— start of EXERCISE INPUTS —

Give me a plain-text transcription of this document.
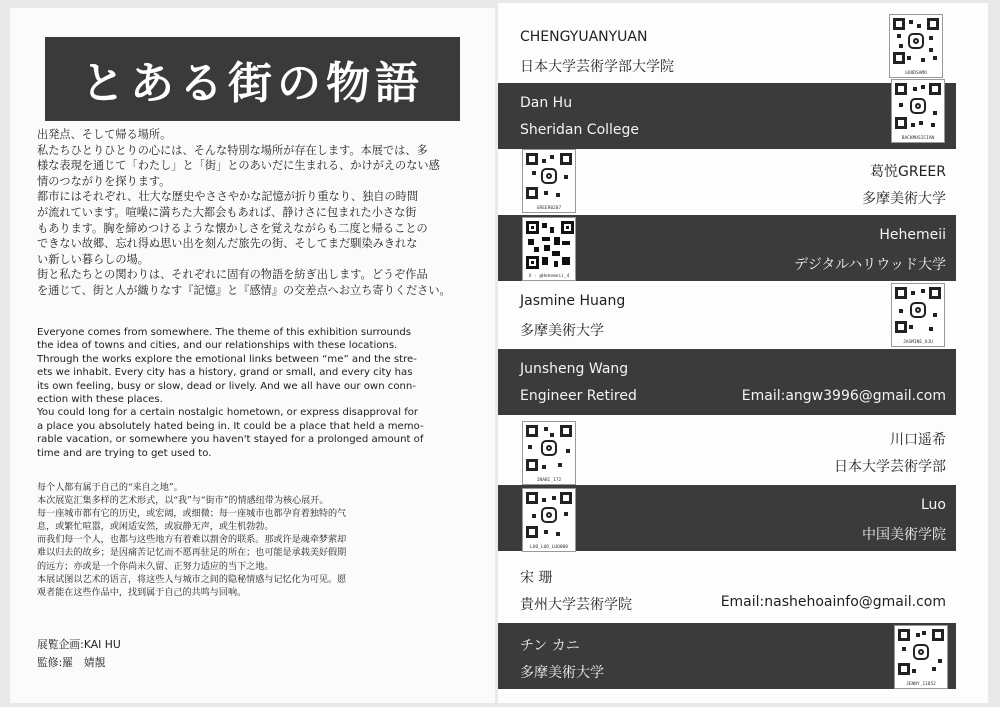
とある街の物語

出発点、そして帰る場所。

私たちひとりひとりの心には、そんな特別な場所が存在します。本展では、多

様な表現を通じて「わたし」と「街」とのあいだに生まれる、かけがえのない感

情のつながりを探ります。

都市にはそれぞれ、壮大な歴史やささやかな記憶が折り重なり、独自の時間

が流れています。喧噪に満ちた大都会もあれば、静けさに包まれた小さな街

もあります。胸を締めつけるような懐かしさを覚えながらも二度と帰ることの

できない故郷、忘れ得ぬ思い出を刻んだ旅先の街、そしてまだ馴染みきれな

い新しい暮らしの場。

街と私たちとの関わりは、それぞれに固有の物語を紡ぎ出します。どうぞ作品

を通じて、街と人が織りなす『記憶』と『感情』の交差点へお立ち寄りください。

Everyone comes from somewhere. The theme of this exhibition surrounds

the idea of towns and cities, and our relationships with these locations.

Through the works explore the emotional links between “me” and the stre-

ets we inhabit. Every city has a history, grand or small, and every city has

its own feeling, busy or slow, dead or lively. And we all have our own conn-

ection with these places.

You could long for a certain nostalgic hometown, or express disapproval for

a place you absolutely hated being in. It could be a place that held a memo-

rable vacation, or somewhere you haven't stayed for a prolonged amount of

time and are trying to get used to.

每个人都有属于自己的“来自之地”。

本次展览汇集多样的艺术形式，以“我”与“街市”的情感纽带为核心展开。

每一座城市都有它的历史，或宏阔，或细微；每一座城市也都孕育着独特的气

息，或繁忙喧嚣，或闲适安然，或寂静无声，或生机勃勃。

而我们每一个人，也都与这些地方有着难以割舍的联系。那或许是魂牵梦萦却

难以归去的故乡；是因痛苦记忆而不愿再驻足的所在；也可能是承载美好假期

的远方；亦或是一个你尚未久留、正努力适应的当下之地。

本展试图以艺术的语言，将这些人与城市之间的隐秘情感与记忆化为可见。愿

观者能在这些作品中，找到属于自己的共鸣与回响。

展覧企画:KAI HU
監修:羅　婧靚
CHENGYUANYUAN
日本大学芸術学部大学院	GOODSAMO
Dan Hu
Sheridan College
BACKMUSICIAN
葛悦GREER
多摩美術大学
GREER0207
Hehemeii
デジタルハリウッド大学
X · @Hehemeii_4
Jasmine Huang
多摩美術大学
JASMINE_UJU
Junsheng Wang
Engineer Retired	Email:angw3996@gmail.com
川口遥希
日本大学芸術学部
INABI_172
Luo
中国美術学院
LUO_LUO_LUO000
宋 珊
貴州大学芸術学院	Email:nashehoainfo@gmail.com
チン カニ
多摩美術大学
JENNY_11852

— end of EXERCISE INPUTS —

__WHAT TO PRODUCE__:
Copy the listing over exactly, skipping the pictures it holds.

__WRITTEN RESPONSE__:
Give me a plain-text transcription of this document.
とある街の物語

出発点、そして帰る場所。

私たちひとりひとりの心には、そんな特別な場所が存在します。本展では、多

様な表現を通じて「わたし」と「街」とのあいだに生まれる、かけがえのない感

情のつながりを探ります。

都市にはそれぞれ、壮大な歴史やささやかな記憶が折り重なり、独自の時間

が流れています。喧噪に満ちた大都会もあれば、静けさに包まれた小さな街

もあります。胸を締めつけるような懐かしさを覚えながらも二度と帰ることの

できない故郷、忘れ得ぬ思い出を刻んだ旅先の街、そしてまだ馴染みきれな

い新しい暮らしの場。

街と私たちとの関わりは、それぞれに固有の物語を紡ぎ出します。どうぞ作品

を通じて、街と人が織りなす『記憶』と『感情』の交差点へお立ち寄りください。

Everyone comes from somewhere. The theme of this exhibition surrounds

the idea of towns and cities, and our relationships with these locations.

Through the works explore the emotional links between “me” and the stre-

ets we inhabit. Every city has a history, grand or small, and every city has

its own feeling, busy or slow, dead or lively. And we all have our own conn-

ection with these places.

You could long for a certain nostalgic hometown, or express disapproval for

a place you absolutely hated being in. It could be a place that held a memo-

rable vacation, or somewhere you haven't stayed for a prolonged amount of

time and are trying to get used to.

每个人都有属于自己的“来自之地”。

本次展览汇集多样的艺术形式，以“我”与“街市”的情感纽带为核心展开。

每一座城市都有它的历史，或宏阔，或细微；每一座城市也都孕育着独特的气

息，或繁忙喧嚣，或闲适安然，或寂静无声，或生机勃勃。

而我们每一个人，也都与这些地方有着难以割舍的联系。那或许是魂牵梦萦却

难以归去的故乡；是因痛苦记忆而不愿再驻足的所在；也可能是承载美好假期

的远方；亦或是一个你尚未久留、正努力适应的当下之地。

本展试图以艺术的语言，将这些人与城市之间的隐秘情感与记忆化为可见。愿

观者能在这些作品中，找到属于自己的共鸣与回响。

展覧企画:KAI HU
監修:羅　婧靚
CHENGYUANYUAN
日本大学芸術学部大学院	GOODSAMO
Dan Hu
Sheridan College
BACKMUSICIAN
葛悦GREER
多摩美術大学
GREER0207
Hehemeii
デジタルハリウッド大学
X · @Hehemeii_4
Jasmine Huang
多摩美術大学
JASMINE_UJU
Junsheng Wang
Engineer Retired	Email:angw3996@gmail.com
川口遥希
日本大学芸術学部
INABI_172
Luo
中国美術学院
LUO_LUO_LUO000
宋 珊
貴州大学芸術学院	Email:nashehoainfo@gmail.com
チン カニ
多摩美術大学
JENNY_11852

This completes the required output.